• **Requirements**
Set out each line from the following listing that includes the word "document".

---- Data shown

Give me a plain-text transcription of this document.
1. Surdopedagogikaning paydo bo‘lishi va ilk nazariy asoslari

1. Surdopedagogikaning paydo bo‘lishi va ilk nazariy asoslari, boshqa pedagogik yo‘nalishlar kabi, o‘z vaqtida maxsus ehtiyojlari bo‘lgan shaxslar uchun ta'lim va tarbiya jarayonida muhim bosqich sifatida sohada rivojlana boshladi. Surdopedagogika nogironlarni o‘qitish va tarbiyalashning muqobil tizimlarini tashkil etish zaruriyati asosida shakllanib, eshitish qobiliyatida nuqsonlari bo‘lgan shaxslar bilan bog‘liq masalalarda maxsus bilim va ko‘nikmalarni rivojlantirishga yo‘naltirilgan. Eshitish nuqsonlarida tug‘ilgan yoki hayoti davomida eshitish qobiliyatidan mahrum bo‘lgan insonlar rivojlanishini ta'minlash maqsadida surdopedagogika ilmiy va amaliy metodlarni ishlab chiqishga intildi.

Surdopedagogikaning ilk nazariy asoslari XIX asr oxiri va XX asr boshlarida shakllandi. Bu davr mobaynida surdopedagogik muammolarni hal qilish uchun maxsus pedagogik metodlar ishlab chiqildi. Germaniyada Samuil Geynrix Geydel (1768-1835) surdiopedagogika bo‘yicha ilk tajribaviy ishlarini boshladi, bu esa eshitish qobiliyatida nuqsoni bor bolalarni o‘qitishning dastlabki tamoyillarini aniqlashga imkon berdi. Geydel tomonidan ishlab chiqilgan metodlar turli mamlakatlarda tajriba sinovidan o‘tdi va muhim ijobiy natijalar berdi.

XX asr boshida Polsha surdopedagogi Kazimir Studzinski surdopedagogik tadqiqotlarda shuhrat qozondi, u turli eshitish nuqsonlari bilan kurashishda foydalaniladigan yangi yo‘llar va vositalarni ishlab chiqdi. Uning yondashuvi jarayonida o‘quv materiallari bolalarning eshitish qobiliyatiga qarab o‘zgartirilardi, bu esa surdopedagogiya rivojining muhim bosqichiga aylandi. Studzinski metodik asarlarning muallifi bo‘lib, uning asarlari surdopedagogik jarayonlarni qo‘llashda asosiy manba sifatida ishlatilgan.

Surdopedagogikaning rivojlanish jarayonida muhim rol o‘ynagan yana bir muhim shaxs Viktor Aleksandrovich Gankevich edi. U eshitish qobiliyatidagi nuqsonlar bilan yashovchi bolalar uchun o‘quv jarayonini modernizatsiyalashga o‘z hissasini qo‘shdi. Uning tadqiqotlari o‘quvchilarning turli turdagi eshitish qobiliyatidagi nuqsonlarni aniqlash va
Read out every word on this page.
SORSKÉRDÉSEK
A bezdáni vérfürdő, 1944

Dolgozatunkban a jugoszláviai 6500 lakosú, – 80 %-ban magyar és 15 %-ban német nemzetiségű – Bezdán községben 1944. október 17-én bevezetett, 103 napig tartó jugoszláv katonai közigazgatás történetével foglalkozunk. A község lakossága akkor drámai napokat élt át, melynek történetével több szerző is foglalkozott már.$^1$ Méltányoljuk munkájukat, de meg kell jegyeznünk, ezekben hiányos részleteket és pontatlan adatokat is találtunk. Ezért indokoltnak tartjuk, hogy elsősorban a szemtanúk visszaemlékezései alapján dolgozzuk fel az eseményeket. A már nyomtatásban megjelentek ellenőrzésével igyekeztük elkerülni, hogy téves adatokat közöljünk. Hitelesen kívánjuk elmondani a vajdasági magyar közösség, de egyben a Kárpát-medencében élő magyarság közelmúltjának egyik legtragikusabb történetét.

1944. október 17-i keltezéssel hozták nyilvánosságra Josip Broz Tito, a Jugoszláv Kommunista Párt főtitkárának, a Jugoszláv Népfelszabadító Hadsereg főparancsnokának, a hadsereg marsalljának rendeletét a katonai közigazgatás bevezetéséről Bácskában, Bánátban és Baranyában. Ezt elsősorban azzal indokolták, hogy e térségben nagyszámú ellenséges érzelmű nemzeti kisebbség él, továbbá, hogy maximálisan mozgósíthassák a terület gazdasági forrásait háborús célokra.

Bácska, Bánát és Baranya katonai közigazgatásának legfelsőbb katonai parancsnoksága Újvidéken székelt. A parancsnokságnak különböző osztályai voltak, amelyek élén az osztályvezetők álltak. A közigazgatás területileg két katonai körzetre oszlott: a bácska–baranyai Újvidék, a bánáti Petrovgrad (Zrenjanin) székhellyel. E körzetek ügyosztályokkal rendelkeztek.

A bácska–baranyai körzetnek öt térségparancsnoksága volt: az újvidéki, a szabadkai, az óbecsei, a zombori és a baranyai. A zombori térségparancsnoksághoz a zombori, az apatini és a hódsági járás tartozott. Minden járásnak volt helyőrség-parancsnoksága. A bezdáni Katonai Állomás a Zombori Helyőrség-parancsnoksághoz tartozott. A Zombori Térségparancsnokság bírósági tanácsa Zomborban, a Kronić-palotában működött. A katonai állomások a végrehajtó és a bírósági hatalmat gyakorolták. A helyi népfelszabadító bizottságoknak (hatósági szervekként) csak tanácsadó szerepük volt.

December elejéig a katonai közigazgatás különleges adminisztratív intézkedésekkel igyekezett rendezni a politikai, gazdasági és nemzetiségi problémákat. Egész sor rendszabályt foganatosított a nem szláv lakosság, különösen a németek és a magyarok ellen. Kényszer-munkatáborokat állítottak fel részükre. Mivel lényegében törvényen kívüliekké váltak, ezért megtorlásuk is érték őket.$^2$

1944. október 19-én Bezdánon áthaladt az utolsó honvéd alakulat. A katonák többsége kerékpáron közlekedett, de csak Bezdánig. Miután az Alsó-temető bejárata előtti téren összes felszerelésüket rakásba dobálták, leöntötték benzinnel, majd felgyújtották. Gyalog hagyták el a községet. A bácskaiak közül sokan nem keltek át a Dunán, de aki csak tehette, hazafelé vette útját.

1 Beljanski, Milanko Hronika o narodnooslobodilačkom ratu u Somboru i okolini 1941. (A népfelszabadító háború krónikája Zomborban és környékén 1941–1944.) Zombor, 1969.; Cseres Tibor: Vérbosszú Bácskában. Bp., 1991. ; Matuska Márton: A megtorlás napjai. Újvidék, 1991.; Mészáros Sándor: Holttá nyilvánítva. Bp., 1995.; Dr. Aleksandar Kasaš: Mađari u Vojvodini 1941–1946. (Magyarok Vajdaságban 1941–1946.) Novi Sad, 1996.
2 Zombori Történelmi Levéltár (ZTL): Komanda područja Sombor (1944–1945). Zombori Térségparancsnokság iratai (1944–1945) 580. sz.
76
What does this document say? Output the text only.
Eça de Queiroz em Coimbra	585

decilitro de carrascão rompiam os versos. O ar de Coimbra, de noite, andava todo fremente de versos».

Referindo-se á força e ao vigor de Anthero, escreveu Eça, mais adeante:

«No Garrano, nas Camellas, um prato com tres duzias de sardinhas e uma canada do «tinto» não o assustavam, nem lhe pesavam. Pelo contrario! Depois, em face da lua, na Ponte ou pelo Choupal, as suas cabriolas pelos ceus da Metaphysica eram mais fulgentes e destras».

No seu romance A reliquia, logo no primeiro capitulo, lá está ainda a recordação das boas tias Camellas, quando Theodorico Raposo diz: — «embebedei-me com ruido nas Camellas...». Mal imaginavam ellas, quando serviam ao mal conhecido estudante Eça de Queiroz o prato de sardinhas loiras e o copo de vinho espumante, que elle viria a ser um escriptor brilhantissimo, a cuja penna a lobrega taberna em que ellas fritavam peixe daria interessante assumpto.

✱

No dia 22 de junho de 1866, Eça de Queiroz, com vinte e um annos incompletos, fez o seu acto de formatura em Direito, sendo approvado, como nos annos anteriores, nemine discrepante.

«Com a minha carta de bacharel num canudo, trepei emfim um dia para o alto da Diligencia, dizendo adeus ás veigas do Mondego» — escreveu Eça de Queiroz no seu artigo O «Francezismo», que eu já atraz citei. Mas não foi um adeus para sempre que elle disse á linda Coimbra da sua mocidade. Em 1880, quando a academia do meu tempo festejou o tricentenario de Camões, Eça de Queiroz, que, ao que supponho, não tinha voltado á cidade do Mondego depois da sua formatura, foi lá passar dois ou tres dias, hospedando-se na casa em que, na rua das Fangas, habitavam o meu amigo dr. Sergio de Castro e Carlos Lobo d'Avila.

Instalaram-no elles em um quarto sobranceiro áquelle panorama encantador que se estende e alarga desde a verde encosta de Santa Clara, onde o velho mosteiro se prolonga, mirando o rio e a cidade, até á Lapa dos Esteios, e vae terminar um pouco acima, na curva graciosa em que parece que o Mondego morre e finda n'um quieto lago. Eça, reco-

--------

• **Written response**
Give me a plain-text transcription of this document.
What does this document say? Output the text only.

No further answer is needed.